ASSIGNMENT ->
Find every line containing the string "ikki" in the data below, and report how many there are, with no other words.

------------------------

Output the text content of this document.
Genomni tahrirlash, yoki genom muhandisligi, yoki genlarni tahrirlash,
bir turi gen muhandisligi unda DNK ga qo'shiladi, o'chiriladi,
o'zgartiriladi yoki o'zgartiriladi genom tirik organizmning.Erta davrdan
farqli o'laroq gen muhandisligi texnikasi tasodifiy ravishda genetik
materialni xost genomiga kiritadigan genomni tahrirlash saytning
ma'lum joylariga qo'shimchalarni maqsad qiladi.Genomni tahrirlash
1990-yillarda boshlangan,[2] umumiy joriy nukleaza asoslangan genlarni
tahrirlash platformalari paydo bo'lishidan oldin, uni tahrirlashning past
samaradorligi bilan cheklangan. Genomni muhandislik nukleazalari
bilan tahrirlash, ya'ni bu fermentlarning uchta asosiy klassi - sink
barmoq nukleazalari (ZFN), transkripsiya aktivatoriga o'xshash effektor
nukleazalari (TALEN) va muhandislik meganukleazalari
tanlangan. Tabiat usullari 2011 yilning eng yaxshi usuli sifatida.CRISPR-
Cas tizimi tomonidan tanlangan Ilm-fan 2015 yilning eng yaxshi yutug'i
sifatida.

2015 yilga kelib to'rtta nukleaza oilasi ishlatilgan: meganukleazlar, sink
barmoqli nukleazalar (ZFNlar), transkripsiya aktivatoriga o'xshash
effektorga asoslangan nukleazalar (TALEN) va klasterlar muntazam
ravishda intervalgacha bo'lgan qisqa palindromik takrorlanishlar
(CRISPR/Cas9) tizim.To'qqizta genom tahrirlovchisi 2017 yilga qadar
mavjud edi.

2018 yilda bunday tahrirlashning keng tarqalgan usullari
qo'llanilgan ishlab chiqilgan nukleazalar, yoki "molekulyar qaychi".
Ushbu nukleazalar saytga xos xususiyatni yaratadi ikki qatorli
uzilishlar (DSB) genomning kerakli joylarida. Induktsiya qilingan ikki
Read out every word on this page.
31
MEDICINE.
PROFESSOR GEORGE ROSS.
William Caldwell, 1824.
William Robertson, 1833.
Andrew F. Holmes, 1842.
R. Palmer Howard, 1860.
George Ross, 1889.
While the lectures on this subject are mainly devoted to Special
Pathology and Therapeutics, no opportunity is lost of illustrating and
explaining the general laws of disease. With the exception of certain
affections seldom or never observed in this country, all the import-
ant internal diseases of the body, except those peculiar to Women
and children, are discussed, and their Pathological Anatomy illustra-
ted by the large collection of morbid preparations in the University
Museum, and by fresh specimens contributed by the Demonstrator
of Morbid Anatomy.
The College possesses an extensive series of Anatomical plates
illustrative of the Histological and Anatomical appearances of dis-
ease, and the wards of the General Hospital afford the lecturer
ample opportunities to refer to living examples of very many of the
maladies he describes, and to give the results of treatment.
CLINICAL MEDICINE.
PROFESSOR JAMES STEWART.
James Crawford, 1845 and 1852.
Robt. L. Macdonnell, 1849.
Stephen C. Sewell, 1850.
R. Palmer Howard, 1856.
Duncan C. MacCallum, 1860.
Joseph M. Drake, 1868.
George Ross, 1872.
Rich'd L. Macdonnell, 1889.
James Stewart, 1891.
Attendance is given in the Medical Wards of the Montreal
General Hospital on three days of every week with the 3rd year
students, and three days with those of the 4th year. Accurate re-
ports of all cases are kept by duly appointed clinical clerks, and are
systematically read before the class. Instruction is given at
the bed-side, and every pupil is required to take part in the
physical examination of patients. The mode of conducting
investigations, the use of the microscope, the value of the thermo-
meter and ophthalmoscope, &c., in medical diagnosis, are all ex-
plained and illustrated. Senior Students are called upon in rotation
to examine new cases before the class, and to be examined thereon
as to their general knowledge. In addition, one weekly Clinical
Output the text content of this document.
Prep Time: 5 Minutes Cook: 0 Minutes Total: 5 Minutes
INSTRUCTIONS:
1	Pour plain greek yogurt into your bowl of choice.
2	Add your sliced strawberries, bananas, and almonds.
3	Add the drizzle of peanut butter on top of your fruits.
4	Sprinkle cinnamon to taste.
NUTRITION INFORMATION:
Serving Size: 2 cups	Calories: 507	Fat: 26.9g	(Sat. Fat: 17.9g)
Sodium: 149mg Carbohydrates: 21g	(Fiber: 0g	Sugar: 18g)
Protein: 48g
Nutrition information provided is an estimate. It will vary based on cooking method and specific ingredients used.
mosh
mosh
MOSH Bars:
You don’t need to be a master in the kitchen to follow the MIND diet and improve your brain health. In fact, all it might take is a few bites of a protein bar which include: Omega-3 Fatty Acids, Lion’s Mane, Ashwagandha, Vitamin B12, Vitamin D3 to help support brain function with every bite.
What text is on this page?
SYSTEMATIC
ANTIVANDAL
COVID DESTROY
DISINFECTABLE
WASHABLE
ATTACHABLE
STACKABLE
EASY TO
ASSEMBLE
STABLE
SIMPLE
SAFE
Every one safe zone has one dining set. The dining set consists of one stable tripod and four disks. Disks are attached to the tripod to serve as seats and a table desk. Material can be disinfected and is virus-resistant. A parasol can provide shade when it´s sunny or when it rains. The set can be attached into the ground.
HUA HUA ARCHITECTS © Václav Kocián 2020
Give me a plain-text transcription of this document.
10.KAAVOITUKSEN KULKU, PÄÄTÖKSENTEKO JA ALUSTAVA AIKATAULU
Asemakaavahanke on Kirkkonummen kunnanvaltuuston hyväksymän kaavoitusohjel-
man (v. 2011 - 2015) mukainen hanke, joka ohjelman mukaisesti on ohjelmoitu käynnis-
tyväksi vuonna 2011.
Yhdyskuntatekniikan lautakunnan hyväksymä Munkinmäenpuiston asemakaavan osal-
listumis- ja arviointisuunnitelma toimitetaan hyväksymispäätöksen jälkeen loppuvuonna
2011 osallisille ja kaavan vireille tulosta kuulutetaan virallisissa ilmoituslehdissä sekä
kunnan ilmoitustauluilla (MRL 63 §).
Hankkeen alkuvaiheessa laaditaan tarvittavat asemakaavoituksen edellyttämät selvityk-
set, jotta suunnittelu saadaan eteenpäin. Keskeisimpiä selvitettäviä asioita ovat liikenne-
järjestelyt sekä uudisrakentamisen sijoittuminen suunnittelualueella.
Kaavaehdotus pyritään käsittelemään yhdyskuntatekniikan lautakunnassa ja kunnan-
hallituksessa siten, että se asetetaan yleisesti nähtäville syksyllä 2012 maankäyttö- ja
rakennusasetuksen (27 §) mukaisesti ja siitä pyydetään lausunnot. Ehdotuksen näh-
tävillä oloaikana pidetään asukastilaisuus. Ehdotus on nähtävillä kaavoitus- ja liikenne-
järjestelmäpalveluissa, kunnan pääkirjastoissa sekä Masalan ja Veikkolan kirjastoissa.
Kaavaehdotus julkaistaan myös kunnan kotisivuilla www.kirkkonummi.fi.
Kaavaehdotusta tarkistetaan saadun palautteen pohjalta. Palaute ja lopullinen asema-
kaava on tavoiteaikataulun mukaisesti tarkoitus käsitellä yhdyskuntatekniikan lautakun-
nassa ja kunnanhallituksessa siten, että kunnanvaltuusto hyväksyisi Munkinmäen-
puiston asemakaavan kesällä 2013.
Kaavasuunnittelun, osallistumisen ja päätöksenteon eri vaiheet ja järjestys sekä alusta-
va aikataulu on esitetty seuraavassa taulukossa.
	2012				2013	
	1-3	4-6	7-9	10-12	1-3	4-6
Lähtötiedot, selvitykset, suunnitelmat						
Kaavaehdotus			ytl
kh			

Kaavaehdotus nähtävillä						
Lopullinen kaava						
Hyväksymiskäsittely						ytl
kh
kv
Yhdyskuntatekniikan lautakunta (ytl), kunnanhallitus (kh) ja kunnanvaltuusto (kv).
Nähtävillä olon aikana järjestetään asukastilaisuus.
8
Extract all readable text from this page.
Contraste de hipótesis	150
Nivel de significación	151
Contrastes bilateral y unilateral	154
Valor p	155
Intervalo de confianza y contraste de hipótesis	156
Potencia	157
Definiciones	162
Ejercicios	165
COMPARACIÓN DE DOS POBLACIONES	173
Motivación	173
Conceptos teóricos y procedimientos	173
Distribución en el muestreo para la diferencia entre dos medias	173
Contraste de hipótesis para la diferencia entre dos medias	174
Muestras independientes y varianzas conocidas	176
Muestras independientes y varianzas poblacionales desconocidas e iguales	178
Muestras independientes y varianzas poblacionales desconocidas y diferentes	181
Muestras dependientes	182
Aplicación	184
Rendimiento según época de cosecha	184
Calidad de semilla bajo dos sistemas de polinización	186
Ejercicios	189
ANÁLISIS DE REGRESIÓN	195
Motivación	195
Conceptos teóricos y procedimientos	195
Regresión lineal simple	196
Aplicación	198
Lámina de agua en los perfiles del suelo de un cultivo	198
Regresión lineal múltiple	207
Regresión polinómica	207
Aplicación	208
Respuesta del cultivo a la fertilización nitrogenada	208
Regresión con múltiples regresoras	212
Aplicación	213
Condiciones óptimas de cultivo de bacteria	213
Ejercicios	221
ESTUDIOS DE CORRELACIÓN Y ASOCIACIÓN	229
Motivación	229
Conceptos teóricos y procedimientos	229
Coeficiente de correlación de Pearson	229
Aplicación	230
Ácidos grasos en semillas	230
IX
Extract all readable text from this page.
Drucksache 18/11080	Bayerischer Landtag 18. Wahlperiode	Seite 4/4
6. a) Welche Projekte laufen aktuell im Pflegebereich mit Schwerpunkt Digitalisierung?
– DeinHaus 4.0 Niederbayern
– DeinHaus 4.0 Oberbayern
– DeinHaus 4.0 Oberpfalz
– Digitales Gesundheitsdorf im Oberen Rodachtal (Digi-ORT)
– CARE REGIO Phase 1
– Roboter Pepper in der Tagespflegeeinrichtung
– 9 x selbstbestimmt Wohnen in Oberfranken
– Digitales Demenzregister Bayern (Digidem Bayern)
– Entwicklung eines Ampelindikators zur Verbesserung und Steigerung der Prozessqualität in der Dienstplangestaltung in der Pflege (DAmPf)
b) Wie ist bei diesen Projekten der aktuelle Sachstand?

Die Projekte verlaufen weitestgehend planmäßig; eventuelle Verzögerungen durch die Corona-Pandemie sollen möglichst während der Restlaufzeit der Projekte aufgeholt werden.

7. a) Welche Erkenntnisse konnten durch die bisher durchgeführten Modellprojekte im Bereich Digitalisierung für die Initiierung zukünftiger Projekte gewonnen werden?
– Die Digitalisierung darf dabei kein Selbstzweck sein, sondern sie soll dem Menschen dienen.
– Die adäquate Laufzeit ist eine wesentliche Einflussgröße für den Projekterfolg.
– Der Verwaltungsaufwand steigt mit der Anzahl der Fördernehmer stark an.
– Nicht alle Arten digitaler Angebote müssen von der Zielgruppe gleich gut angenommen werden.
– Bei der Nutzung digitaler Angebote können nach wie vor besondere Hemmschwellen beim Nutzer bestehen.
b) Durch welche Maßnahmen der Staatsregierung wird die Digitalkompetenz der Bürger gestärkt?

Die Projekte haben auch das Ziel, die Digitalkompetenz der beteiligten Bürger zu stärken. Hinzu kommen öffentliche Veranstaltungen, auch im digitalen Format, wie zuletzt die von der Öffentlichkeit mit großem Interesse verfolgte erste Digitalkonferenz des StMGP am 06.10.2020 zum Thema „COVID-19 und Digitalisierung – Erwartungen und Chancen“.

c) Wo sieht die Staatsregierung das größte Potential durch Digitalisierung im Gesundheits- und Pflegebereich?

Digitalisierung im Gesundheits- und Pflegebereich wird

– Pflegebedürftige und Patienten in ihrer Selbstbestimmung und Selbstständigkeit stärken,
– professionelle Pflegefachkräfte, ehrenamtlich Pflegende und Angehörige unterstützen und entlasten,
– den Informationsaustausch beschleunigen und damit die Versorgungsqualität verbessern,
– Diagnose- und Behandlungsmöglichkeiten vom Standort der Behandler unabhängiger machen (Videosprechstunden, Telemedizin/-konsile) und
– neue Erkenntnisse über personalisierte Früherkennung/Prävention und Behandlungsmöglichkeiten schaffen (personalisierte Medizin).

------------------------

YOUR SOLUTION ->
2